Go through the data below. Pull out every line that has the word "with".
--- Start GIVEN RECORDS ---
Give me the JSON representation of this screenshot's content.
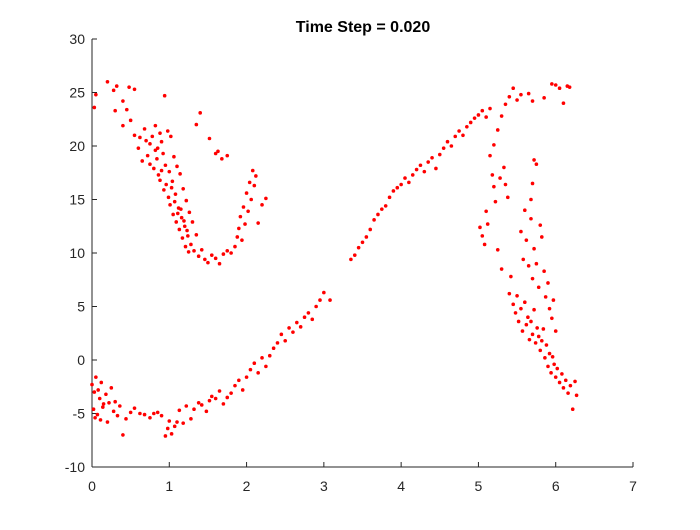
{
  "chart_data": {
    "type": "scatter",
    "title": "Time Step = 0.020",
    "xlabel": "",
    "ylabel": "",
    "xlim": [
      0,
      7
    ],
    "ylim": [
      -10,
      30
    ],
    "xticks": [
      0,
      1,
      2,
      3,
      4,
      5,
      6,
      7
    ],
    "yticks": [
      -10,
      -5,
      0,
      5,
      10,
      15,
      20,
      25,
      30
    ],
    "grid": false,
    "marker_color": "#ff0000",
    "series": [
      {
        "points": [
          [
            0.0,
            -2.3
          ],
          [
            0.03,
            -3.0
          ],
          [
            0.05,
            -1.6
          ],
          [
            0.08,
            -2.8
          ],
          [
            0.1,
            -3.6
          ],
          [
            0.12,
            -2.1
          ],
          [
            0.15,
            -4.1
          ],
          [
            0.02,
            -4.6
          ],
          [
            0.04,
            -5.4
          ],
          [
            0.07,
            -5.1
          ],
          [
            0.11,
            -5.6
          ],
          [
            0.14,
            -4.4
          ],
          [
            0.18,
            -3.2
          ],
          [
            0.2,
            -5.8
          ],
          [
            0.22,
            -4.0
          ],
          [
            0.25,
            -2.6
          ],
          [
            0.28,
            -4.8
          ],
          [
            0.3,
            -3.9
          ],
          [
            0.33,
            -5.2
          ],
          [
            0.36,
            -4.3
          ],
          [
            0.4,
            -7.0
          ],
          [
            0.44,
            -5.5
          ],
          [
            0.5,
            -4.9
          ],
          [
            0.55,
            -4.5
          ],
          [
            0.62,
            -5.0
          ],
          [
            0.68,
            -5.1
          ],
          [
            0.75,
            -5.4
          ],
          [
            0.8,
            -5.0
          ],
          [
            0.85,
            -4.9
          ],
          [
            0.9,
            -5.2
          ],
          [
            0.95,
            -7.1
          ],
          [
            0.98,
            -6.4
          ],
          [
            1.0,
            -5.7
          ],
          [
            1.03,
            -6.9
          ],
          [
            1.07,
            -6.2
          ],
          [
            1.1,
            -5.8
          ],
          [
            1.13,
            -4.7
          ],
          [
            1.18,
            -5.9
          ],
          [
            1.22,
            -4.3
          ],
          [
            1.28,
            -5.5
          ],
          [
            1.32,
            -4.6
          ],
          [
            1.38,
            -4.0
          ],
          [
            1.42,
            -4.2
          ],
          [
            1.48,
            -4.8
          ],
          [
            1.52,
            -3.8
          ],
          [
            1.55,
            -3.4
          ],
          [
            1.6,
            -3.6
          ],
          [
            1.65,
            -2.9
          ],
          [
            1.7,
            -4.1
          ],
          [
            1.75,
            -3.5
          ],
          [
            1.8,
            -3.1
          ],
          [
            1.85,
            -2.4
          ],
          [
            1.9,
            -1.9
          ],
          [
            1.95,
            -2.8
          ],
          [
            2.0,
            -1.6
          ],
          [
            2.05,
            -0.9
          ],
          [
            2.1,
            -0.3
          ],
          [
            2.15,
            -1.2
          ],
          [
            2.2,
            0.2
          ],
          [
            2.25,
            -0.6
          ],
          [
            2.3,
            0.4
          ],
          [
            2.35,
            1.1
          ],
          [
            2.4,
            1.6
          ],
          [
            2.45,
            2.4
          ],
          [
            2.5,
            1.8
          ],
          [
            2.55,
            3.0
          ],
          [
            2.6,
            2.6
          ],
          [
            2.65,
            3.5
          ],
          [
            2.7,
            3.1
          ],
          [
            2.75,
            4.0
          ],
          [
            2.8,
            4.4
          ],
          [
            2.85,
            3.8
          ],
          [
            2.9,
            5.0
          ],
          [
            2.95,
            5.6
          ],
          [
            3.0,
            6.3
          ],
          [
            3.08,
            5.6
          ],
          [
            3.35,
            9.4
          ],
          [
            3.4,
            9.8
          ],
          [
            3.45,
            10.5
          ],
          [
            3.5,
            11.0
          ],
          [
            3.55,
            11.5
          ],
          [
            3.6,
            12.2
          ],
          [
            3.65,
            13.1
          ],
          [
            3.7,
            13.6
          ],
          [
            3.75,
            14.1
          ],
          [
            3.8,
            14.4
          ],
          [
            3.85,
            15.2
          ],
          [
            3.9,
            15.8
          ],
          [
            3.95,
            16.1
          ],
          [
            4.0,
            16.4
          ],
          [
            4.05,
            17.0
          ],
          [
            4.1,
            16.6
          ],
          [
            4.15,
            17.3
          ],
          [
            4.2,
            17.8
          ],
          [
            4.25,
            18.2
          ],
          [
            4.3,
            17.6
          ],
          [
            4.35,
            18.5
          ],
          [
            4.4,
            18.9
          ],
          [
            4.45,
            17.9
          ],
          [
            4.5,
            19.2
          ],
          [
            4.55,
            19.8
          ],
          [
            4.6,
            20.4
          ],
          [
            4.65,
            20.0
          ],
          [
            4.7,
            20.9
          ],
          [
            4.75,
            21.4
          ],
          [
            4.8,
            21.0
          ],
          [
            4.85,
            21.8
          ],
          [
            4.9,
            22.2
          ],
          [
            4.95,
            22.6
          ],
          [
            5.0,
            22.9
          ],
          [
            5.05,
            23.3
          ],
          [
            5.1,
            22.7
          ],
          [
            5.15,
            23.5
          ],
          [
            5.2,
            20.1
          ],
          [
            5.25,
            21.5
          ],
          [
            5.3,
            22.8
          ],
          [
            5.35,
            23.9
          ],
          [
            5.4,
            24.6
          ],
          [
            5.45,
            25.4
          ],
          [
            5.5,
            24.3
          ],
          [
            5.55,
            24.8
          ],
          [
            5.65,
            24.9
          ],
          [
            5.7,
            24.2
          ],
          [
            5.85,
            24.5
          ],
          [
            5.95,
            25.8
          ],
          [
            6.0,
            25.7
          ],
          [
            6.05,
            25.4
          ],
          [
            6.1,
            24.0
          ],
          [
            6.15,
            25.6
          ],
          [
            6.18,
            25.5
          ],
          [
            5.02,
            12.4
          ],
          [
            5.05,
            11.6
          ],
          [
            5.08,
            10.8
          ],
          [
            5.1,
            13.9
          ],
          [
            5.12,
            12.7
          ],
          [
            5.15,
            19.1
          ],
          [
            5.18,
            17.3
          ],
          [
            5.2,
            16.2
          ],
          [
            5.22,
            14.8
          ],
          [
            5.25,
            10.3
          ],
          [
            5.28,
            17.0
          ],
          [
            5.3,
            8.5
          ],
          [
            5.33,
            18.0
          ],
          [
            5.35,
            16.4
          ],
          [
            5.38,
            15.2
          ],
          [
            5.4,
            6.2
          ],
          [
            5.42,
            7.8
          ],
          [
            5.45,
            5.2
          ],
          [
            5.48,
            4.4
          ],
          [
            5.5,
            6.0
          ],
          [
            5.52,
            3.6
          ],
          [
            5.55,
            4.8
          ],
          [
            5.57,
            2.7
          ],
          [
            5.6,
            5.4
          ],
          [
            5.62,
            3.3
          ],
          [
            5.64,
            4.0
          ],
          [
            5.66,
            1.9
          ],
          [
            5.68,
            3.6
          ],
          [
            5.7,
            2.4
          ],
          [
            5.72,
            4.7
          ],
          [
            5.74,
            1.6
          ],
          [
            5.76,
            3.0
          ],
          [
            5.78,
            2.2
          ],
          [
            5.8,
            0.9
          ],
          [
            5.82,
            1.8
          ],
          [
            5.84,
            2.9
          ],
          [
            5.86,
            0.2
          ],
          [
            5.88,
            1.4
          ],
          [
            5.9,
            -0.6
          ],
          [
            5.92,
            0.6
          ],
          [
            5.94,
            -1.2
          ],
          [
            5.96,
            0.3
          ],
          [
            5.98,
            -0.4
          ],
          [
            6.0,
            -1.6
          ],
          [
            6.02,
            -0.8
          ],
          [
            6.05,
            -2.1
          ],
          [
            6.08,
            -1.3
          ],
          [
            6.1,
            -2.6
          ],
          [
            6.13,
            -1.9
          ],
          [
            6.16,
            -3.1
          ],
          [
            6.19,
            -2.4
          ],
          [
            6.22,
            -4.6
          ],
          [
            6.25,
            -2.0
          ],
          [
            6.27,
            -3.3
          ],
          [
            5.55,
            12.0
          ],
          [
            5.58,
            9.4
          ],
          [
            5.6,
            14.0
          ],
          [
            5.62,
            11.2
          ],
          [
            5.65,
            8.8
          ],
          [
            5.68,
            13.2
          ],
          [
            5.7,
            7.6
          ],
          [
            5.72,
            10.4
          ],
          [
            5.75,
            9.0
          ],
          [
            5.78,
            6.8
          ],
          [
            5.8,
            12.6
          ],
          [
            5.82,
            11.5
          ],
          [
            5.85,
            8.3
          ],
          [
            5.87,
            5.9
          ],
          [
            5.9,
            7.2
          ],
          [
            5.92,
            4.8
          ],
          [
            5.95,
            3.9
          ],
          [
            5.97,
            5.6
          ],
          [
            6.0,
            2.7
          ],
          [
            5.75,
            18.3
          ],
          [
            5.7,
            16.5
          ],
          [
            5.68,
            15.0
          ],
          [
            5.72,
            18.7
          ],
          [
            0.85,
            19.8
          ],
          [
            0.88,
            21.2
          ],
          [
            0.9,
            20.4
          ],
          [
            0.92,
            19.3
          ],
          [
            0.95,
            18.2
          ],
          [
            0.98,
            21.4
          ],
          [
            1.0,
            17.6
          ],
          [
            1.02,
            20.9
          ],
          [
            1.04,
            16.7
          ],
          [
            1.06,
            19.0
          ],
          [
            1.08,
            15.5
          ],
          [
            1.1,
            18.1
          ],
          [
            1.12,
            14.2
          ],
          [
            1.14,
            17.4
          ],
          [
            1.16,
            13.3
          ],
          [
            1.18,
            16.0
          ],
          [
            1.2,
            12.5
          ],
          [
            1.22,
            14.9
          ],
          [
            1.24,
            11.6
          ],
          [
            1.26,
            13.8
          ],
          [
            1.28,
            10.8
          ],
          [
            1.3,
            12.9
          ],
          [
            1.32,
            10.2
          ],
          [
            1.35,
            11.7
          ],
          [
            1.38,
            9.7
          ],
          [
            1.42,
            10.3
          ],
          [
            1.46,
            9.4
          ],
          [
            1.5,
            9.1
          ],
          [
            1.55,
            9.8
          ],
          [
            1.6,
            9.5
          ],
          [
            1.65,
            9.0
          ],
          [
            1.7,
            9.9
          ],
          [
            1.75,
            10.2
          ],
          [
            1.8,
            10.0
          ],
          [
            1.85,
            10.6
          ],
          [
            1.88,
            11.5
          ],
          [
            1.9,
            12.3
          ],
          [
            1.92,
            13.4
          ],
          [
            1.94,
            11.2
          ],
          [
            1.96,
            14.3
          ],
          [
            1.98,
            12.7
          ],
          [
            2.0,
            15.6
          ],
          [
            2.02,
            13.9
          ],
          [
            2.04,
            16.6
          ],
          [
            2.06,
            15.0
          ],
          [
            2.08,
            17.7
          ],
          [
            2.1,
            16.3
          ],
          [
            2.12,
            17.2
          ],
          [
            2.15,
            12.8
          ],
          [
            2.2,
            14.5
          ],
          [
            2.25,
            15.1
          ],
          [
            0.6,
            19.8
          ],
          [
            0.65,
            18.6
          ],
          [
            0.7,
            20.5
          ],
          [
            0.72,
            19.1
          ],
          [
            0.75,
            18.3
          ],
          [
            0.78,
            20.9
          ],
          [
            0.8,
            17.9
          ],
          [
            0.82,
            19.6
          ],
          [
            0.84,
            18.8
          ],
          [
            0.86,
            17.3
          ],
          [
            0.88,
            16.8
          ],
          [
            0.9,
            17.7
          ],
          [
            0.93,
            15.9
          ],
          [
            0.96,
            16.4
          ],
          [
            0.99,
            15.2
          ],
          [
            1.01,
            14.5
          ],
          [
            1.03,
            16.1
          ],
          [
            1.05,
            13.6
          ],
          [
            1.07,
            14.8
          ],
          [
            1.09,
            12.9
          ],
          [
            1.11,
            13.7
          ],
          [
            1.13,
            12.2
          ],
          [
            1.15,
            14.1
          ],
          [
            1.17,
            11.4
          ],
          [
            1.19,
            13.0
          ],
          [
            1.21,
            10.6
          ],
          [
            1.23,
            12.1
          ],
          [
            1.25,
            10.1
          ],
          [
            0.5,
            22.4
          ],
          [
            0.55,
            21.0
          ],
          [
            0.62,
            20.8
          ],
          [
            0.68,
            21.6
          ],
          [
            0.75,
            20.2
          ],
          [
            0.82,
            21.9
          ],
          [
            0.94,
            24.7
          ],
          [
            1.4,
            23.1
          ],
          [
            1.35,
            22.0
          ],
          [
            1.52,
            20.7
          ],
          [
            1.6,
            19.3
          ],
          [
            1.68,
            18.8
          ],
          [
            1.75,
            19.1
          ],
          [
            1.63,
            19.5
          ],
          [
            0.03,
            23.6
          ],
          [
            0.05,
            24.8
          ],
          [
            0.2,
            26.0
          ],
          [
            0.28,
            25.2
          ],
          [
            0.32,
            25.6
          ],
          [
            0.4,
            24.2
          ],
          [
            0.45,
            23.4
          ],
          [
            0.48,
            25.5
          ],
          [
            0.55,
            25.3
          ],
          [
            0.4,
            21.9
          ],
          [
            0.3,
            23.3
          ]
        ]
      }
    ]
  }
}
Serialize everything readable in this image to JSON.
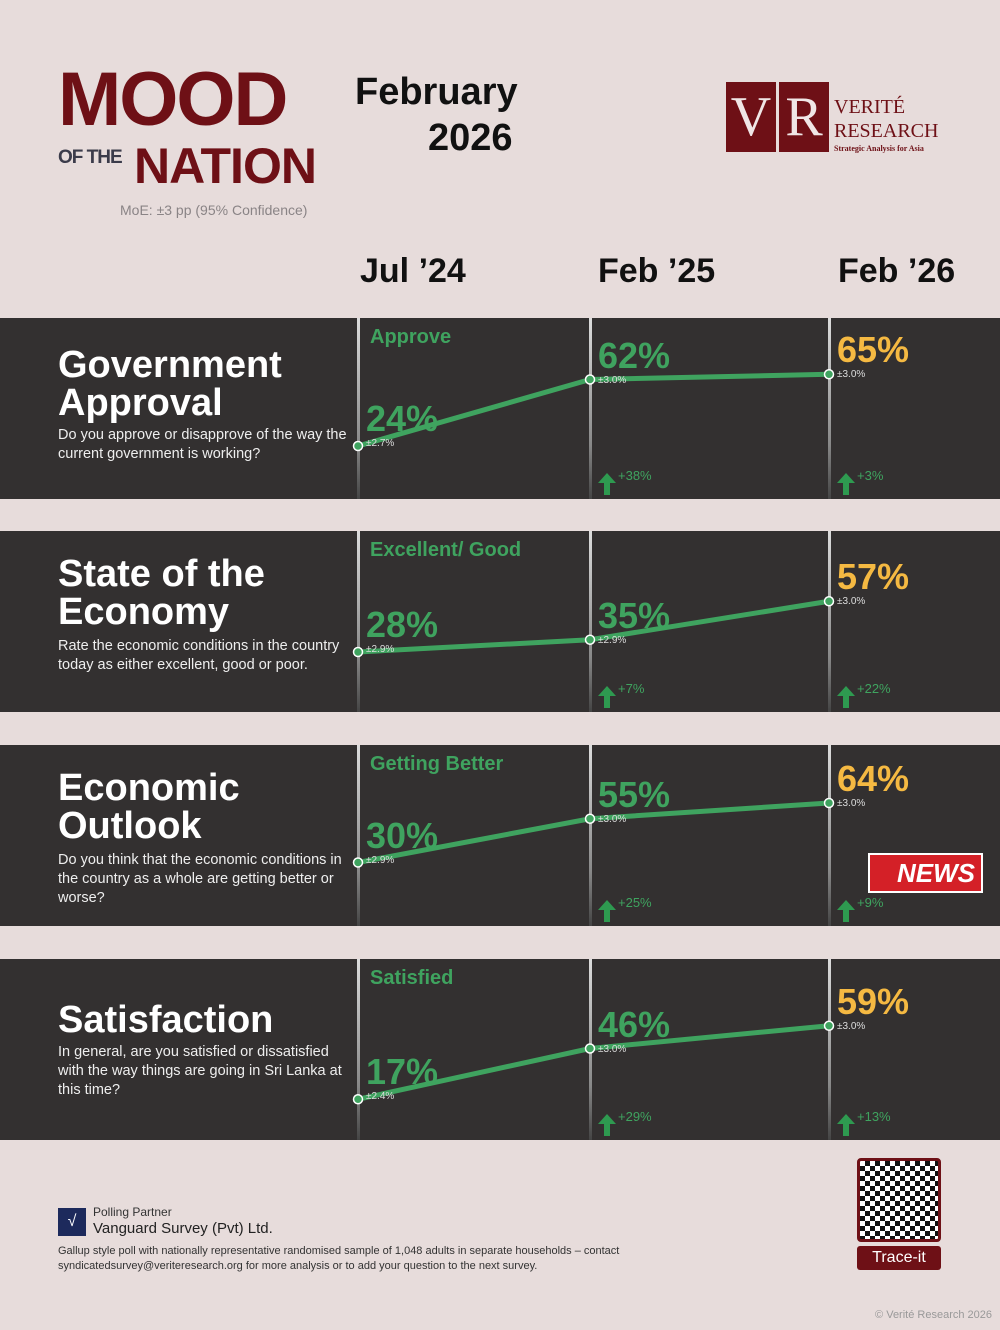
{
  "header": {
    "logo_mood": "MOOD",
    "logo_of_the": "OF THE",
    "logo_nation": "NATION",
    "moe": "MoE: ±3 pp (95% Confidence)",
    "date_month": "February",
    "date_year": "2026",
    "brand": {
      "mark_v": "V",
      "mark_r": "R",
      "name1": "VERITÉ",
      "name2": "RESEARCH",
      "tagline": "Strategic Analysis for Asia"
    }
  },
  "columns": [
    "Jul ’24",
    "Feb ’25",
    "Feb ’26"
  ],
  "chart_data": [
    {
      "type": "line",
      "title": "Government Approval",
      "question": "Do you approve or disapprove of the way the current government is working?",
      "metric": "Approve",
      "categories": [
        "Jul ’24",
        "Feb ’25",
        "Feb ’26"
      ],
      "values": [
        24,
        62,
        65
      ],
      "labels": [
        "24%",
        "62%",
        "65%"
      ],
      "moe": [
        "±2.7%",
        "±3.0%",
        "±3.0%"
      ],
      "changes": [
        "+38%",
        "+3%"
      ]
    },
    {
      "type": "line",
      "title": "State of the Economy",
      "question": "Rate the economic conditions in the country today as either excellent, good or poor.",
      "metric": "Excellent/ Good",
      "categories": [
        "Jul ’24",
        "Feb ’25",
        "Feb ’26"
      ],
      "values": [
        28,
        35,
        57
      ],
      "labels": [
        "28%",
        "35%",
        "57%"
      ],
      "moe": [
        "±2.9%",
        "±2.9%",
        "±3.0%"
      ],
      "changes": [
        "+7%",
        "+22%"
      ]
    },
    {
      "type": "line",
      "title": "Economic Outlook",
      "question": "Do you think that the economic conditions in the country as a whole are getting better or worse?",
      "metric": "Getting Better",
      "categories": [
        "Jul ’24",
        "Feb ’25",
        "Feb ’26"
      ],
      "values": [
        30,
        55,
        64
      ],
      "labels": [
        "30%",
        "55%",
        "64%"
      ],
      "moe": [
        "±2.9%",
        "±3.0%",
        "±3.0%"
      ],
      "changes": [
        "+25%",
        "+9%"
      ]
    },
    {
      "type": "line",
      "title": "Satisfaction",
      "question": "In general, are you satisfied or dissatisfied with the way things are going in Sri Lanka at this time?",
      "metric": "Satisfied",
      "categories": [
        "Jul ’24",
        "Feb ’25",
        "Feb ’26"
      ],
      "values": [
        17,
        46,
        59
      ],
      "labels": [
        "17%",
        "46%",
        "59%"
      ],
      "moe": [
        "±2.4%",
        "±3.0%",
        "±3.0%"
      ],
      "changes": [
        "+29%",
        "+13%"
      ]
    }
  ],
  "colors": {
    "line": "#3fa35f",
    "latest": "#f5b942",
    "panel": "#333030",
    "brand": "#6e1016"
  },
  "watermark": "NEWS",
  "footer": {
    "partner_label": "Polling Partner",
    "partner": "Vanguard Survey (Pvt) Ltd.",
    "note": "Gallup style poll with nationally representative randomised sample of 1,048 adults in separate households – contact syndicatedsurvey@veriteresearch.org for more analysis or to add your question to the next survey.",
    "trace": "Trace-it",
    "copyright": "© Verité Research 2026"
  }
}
--- End GIVEN RECORDS ---
COMPLETED TASK:
      "question": "In general, are you satisfied or dissatisfied with the way things are going in Sri Lanka at this time?",
    "note": "Gallup style poll with nationally representative randomised sample of 1,048 adults in separate households – contact syndicatedsurvey@veriteresearch.org for more analysis or to add your question to the next survey.",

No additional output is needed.